Items listed in a dataset:
•••

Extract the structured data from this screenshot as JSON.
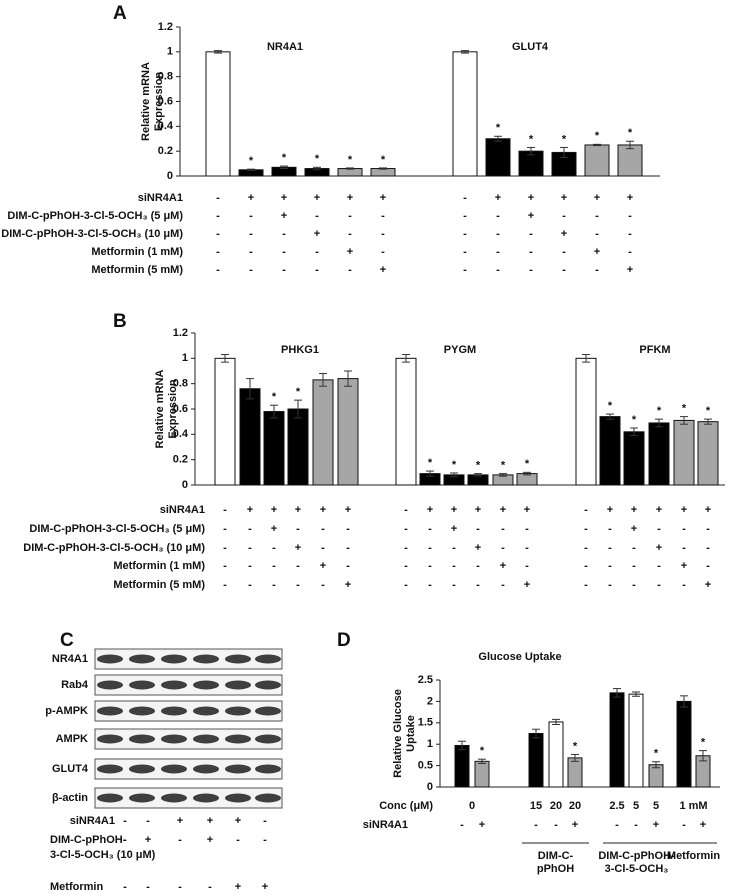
{
  "panel_labels": [
    "A",
    "B",
    "C",
    "D"
  ],
  "chart_data": [
    {
      "type": "bar",
      "ylabel": [
        "Relative mRNA",
        "Expression"
      ],
      "ylim": [
        0,
        1.2
      ],
      "yticks": [
        0,
        0.2,
        0.4,
        0.6,
        0.8,
        1,
        1.2
      ],
      "groups": [
        {
          "title": "NR4A1",
          "values": [
            1.0,
            0.05,
            0.07,
            0.06,
            0.06,
            0.06
          ],
          "errors": [
            0.01,
            0.005,
            0.01,
            0.01,
            0.005,
            0.005
          ],
          "colors": [
            "#ffffff",
            "#000000",
            "#000000",
            "#000000",
            "#a6a6a6",
            "#a6a6a6"
          ],
          "stars": [
            null,
            "*",
            "*",
            "*",
            "*",
            "*"
          ]
        },
        {
          "title": "GLUT4",
          "values": [
            1.0,
            0.3,
            0.2,
            0.19,
            0.25,
            0.25
          ],
          "errors": [
            0.01,
            0.02,
            0.03,
            0.04,
            0.005,
            0.03
          ],
          "colors": [
            "#ffffff",
            "#000000",
            "#000000",
            "#000000",
            "#a6a6a6",
            "#a6a6a6"
          ],
          "stars": [
            null,
            "*",
            "*",
            "*",
            "*",
            "*"
          ]
        }
      ],
      "treatments": [
        {
          "label": "siNR4A1",
          "signs": [
            "-",
            "+",
            "+",
            "+",
            "+",
            "+",
            "-",
            "+",
            "+",
            "+",
            "+",
            "+"
          ]
        },
        {
          "label": "DIM-C-pPhOH-3-Cl-5-OCH₃ (5 μM)",
          "signs": [
            "-",
            "-",
            "+",
            "-",
            "-",
            "-",
            "-",
            "-",
            "+",
            "-",
            "-",
            "-"
          ]
        },
        {
          "label": "DIM-C-pPhOH-3-Cl-5-OCH₃ (10 μM)",
          "signs": [
            "-",
            "-",
            "-",
            "+",
            "-",
            "-",
            "-",
            "-",
            "-",
            "+",
            "-",
            "-"
          ]
        },
        {
          "label": "Metformin (1 mM)",
          "signs": [
            "-",
            "-",
            "-",
            "-",
            "+",
            "-",
            "-",
            "-",
            "-",
            "-",
            "+",
            "-"
          ]
        },
        {
          "label": "Metformin (5 mM)",
          "signs": [
            "-",
            "-",
            "-",
            "-",
            "-",
            "+",
            "-",
            "-",
            "-",
            "-",
            "-",
            "+"
          ]
        }
      ]
    },
    {
      "type": "bar",
      "ylabel": [
        "Relative mRNA",
        "Expression"
      ],
      "ylim": [
        0,
        1.2
      ],
      "yticks": [
        0,
        0.2,
        0.4,
        0.6,
        0.8,
        1,
        1.2
      ],
      "groups": [
        {
          "title": "PHKG1",
          "values": [
            1.0,
            0.76,
            0.58,
            0.6,
            0.83,
            0.84
          ],
          "errors": [
            0.03,
            0.08,
            0.05,
            0.07,
            0.05,
            0.06
          ],
          "colors": [
            "#ffffff",
            "#000000",
            "#000000",
            "#000000",
            "#a6a6a6",
            "#a6a6a6"
          ],
          "stars": [
            null,
            null,
            "*",
            "*",
            null,
            null
          ]
        },
        {
          "title": "PYGM",
          "values": [
            1.0,
            0.09,
            0.08,
            0.08,
            0.08,
            0.09
          ],
          "errors": [
            0.03,
            0.02,
            0.015,
            0.01,
            0.01,
            0.01
          ],
          "colors": [
            "#ffffff",
            "#000000",
            "#000000",
            "#000000",
            "#a6a6a6",
            "#a6a6a6"
          ],
          "stars": [
            null,
            "*",
            "*",
            "*",
            "*",
            "*"
          ]
        },
        {
          "title": "PFKM",
          "values": [
            1.0,
            0.54,
            0.42,
            0.49,
            0.51,
            0.5
          ],
          "errors": [
            0.03,
            0.02,
            0.03,
            0.03,
            0.03,
            0.02
          ],
          "colors": [
            "#ffffff",
            "#000000",
            "#000000",
            "#000000",
            "#a6a6a6",
            "#a6a6a6"
          ],
          "stars": [
            null,
            "*",
            "*",
            "*",
            "*",
            "*"
          ]
        }
      ],
      "treatments": [
        {
          "label": "siNR4A1",
          "signs": [
            "-",
            "+",
            "+",
            "+",
            "+",
            "+",
            "-",
            "+",
            "+",
            "+",
            "+",
            "+",
            "-",
            "+",
            "+",
            "+",
            "+",
            "+"
          ]
        },
        {
          "label": "DIM-C-pPhOH-3-Cl-5-OCH₃ (5 μM)",
          "signs": [
            "-",
            "-",
            "+",
            "-",
            "-",
            "-",
            "-",
            "-",
            "+",
            "-",
            "-",
            "-",
            "-",
            "-",
            "+",
            "-",
            "-",
            "-"
          ]
        },
        {
          "label": "DIM-C-pPhOH-3-Cl-5-OCH₃ (10 μM)",
          "signs": [
            "-",
            "-",
            "-",
            "+",
            "-",
            "-",
            "-",
            "-",
            "-",
            "+",
            "-",
            "-",
            "-",
            "-",
            "-",
            "+",
            "-",
            "-"
          ]
        },
        {
          "label": "Metformin (1 mM)",
          "signs": [
            "-",
            "-",
            "-",
            "-",
            "+",
            "-",
            "-",
            "-",
            "-",
            "-",
            "+",
            "-",
            "-",
            "-",
            "-",
            "-",
            "+",
            "-"
          ]
        },
        {
          "label": "Metformin (5 mM)",
          "signs": [
            "-",
            "-",
            "-",
            "-",
            "-",
            "+",
            "-",
            "-",
            "-",
            "-",
            "-",
            "+",
            "-",
            "-",
            "-",
            "-",
            "-",
            "+"
          ]
        }
      ]
    },
    {
      "type": "bar",
      "title": "Glucose Uptake",
      "ylabel": [
        "Relative Glucose",
        "Uptake"
      ],
      "ylim": [
        0,
        2.5
      ],
      "yticks": [
        0,
        0.5,
        1,
        1.5,
        2,
        2.5
      ],
      "row_labels": [
        "Conc (μM)",
        "siNR4A1"
      ],
      "groups": [
        {
          "values": [
            0.97,
            0.6
          ],
          "errors": [
            0.1,
            0.05
          ],
          "colors": [
            "#000000",
            "#a6a6a6"
          ],
          "stars": [
            null,
            "*"
          ],
          "conc": [
            "0"
          ],
          "signs": [
            "-",
            "+"
          ]
        },
        {
          "values": [
            1.25,
            1.52,
            0.68
          ],
          "errors": [
            0.1,
            0.06,
            0.08
          ],
          "colors": [
            "#000000",
            "#ffffff",
            "#a6a6a6"
          ],
          "stars": [
            null,
            null,
            "*"
          ],
          "conc": [
            "15",
            "20",
            "20"
          ],
          "signs": [
            "-",
            "-",
            "+"
          ],
          "label": [
            "DIM-C-",
            "pPhOH"
          ]
        },
        {
          "values": [
            2.2,
            2.17,
            0.52
          ],
          "errors": [
            0.1,
            0.05,
            0.07
          ],
          "colors": [
            "#000000",
            "#ffffff",
            "#a6a6a6"
          ],
          "stars": [
            null,
            null,
            "*"
          ],
          "conc": [
            "2.5",
            "5",
            "5"
          ],
          "signs": [
            "-",
            "-",
            "+"
          ],
          "label": [
            "DIM-C-pPhOH-",
            "3-Cl-5-OCH₃"
          ]
        },
        {
          "values": [
            2.0,
            0.73
          ],
          "errors": [
            0.13,
            0.12
          ],
          "colors": [
            "#000000",
            "#a6a6a6"
          ],
          "stars": [
            null,
            "*"
          ],
          "conc": [
            "1 mM"
          ],
          "signs": [
            "-",
            "+"
          ],
          "label": [
            "Metformin"
          ]
        }
      ]
    }
  ],
  "blot": {
    "proteins": [
      "NR4A1",
      "Rab4",
      "p-AMPK",
      "AMPK",
      "GLUT4",
      "β-actin"
    ],
    "treatments": [
      {
        "label": [
          "siNR4A1"
        ],
        "signs": [
          "-",
          "-",
          "+",
          "+",
          "+",
          "-"
        ]
      },
      {
        "label": [
          "DIM-C-pPhOH-",
          "3-Cl-5-OCH₃ (10 μM)"
        ],
        "signs": [
          "-",
          "+",
          "-",
          "+",
          "-",
          "-"
        ]
      },
      {
        "label": [
          "Metformin"
        ],
        "signs": [
          "-",
          "-",
          "-",
          "-",
          "+",
          "+"
        ]
      }
    ]
  }
}
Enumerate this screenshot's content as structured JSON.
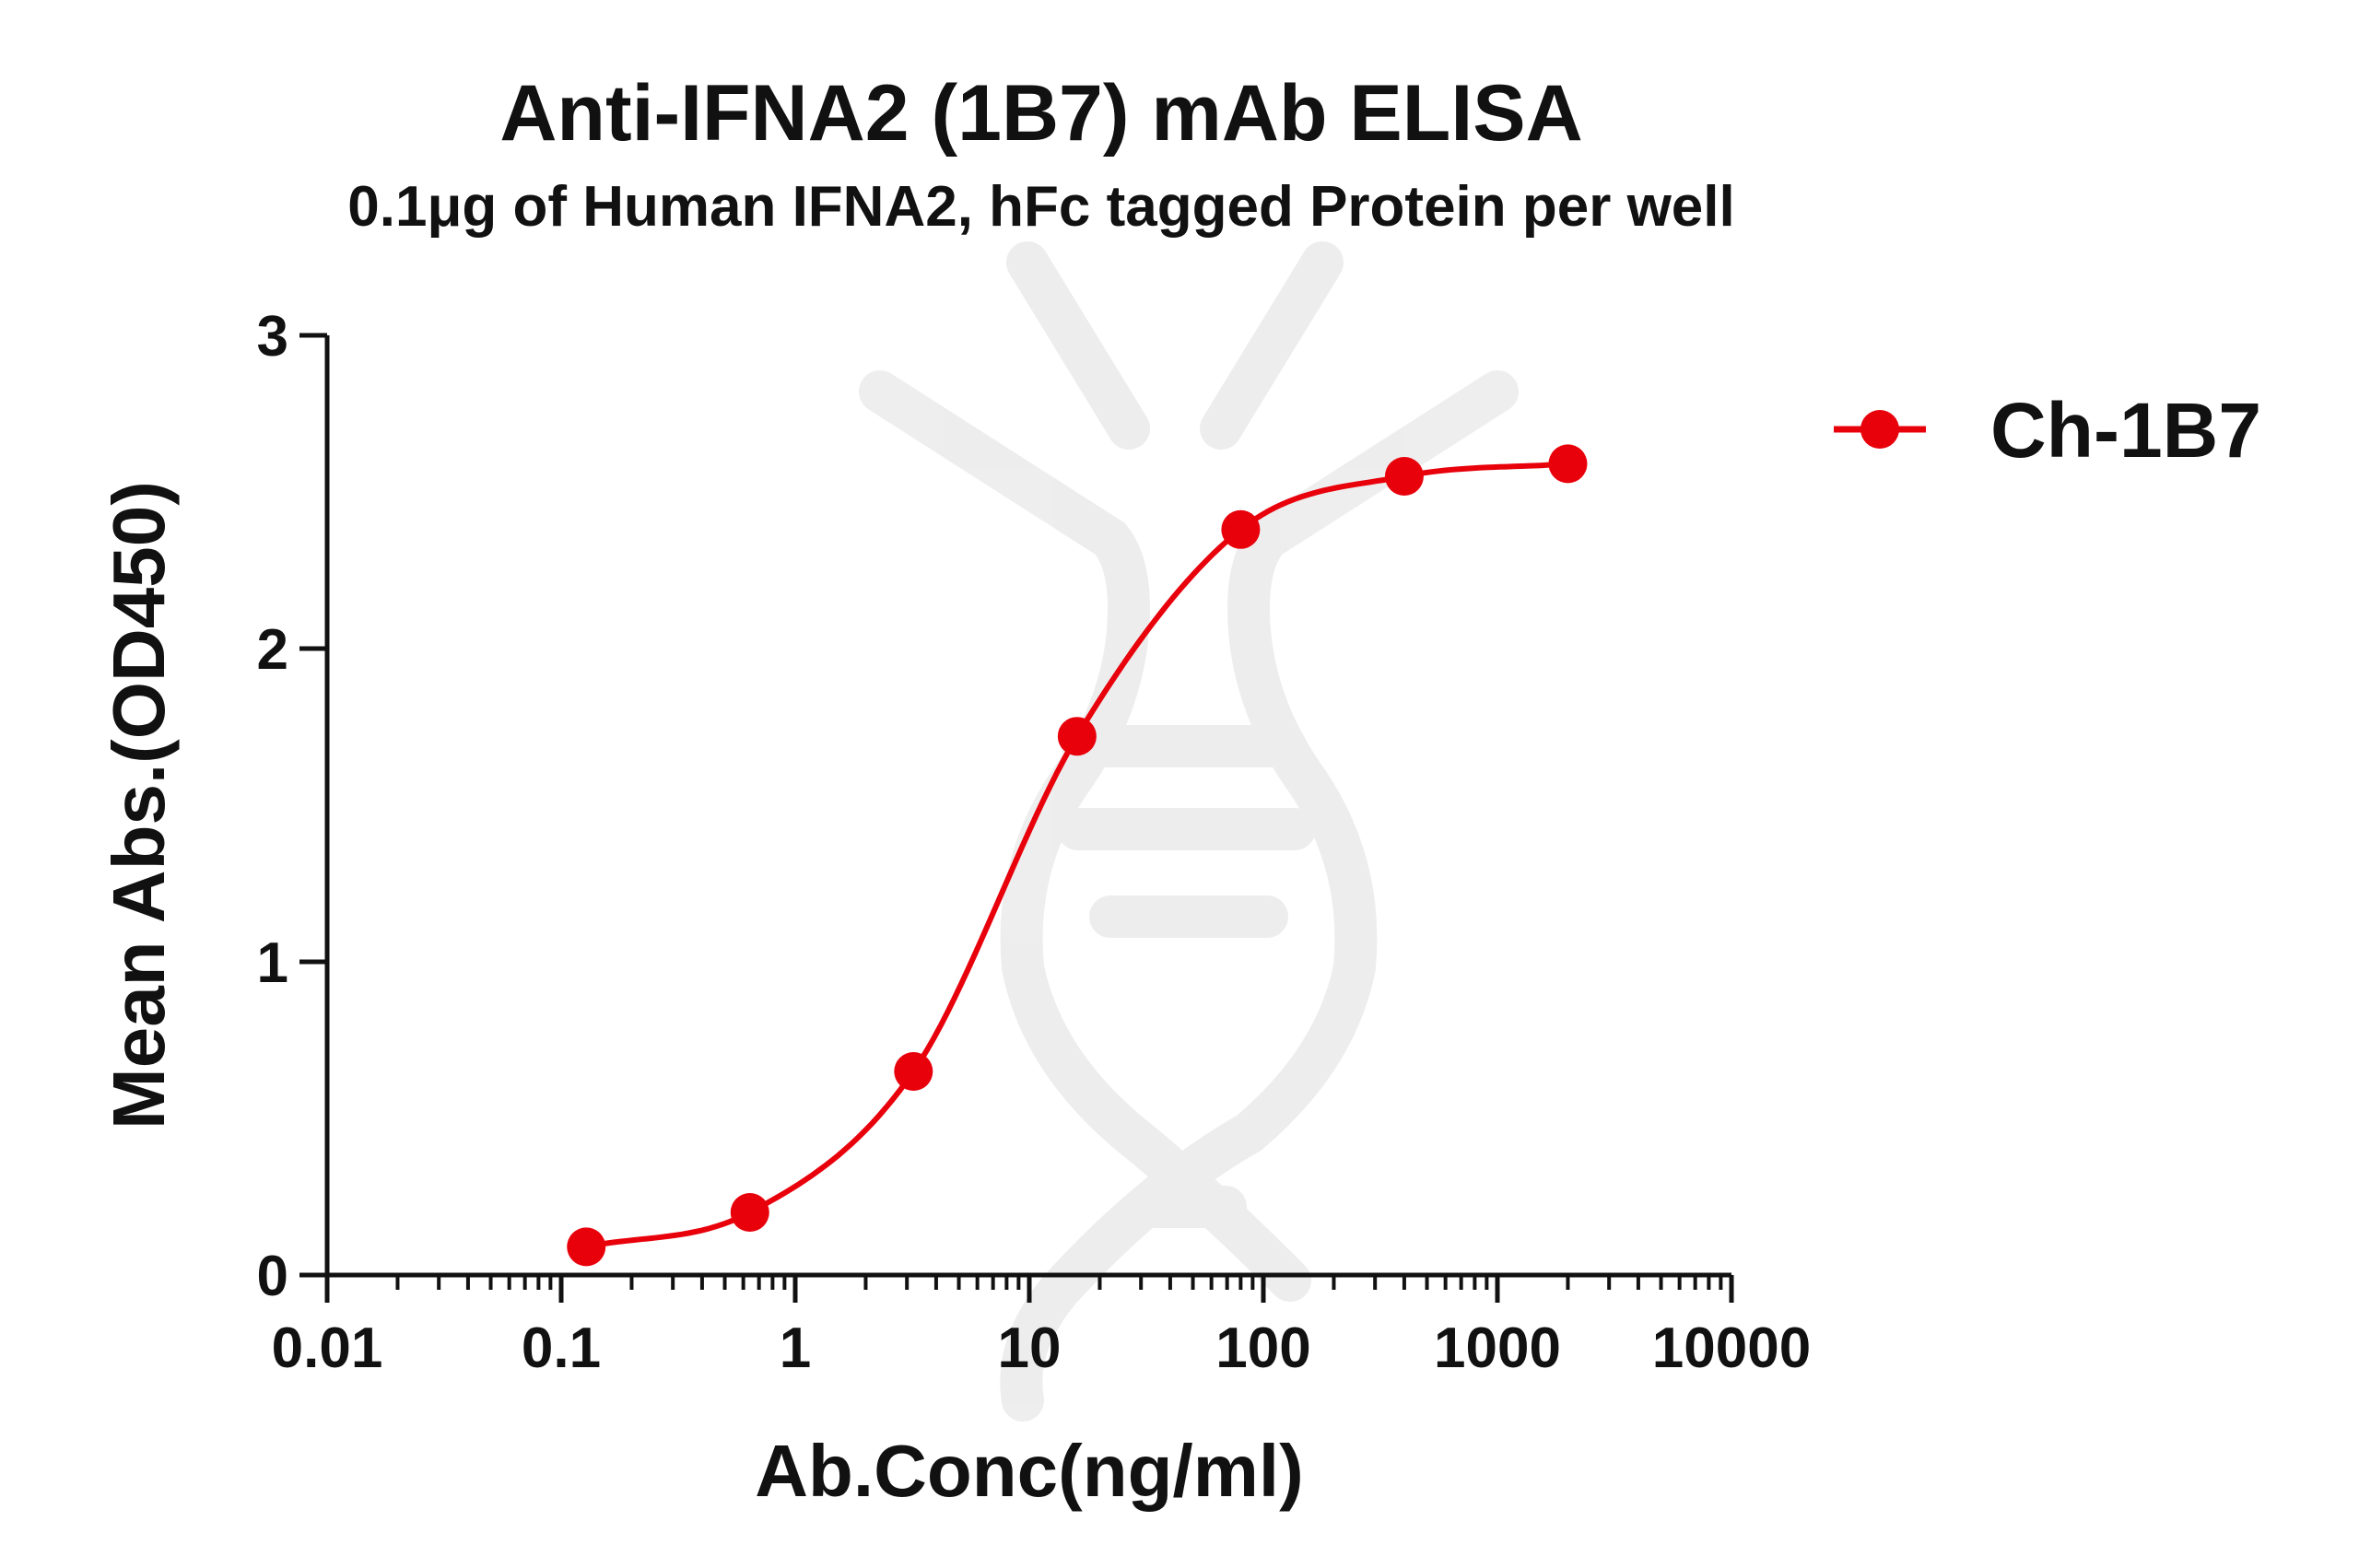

•••

• Assignment:
Filter the records above and copy every line that contains the word "this".

• Response:
Extract the structured data from this screenshot as JSON.
Enumerate this screenshot's content as structured JSON.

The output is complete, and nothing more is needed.